### Yapılacak işler
1: Öğretmen atamaları yazısına göre Bilişim öğretmenlerine kaç kadro verilmiş?
2: Lütfen öğretmen atamaları yazısında "Söylentileri bırakıp, bugüne" ile başlayıp "kırıklığı daha yaşanıyor!" ile biten kısmı hiç değiştirmeden yeniden yazın.

### Belge alıntısı

Kimilerine göre öğretmen olmak, dünyanın en keyifli işi.
Yarım gün eğitim, 3, 4 ay tatil, iş garantisi ve daha neler neler...
Davulun sesi uzaktan hoş gelir misali, söylenenlerden neredeyse hiçbiri doğru değil.
İçlerinde o durumda olan yok mudur, elbette vardır ama ne kadar ve o kadarı hangi meslekte yok ki?..
Söylentileri bırakıp, bugüne baktığımızda, görünen tablo, içler acısı!
Yüz binlerce evde adeta matem havası yaşanıyor.
Sözleşmeli öğretmen alım takvimi ve kontenjanların açıklanmasıyla birlikte yeni bir hayal kırıklığı daha yaşanıyor!
Kadro dağılımı hiçbir branşı memnun etmedi!
İlk hayal kırıklığı 40 bin kadro beklerken, 20 bin kadro açıklanmasıyla gelmişti, bu da tuzu biberi oldu.
“Aday öğretmen” tanımlaması, formasyon, parçalanmış öğretmen aileleri, ücretli öğretmenlik ve 2019 KPSS’de yaşananlar ise unutulacak gibi değil!..
Atama bekleyen öğretmen aileleri içerisinde sevinenler yok mu? Elbette var ama genelde, moraller dibe vurmuş durumda.
Fransızca gibi bazı branşlar var ki tek kadro bile verilmemiş! Bilişim Çağı’ndan, dijital eğitimden, kodlama ve yazılımın olmazsa olmazlığından söz ederken Bilişim öğretmenlerine verilen kadro sadece 50! Sosyal bilimleri yok etme çabamız ise ısrarla devam ediyor. Verilen kadro, hepsi hepsi 155!..

### Verilen materyal
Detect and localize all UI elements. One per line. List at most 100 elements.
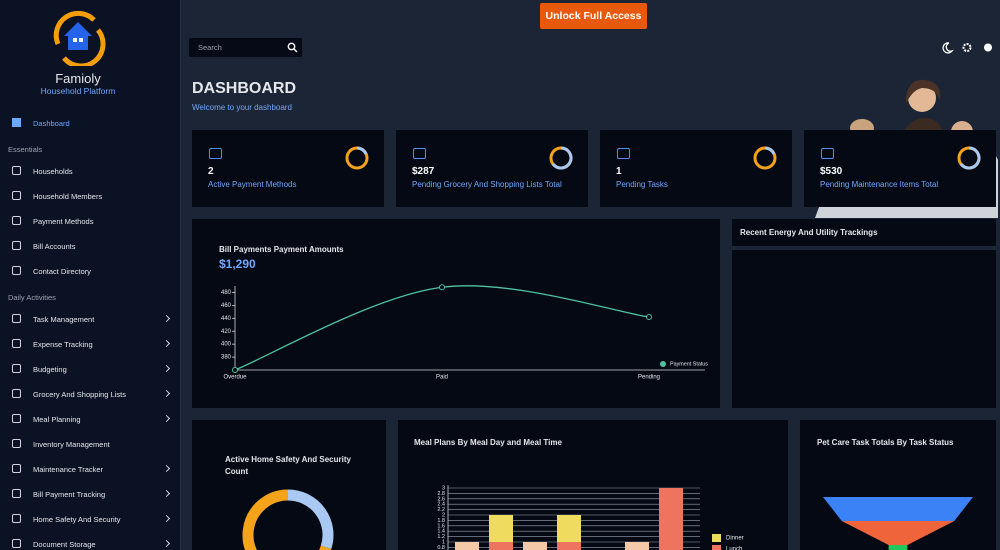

### Çözümler
1: Bilişim öğretmenlerine yalnızca 50 kadro verilmiş.

2:
Söylentileri bırakıp, bugüne baktığımızda, görünen tablo, içler acısı!
Yüz binlerce evde adeta matem havası yaşanıyor.
Sözleşmeli öğretmen alım takvimi ve kontenjanların açıklanmasıyla birlikte yeni bir hayal kırıklığı daha yaşanıyor!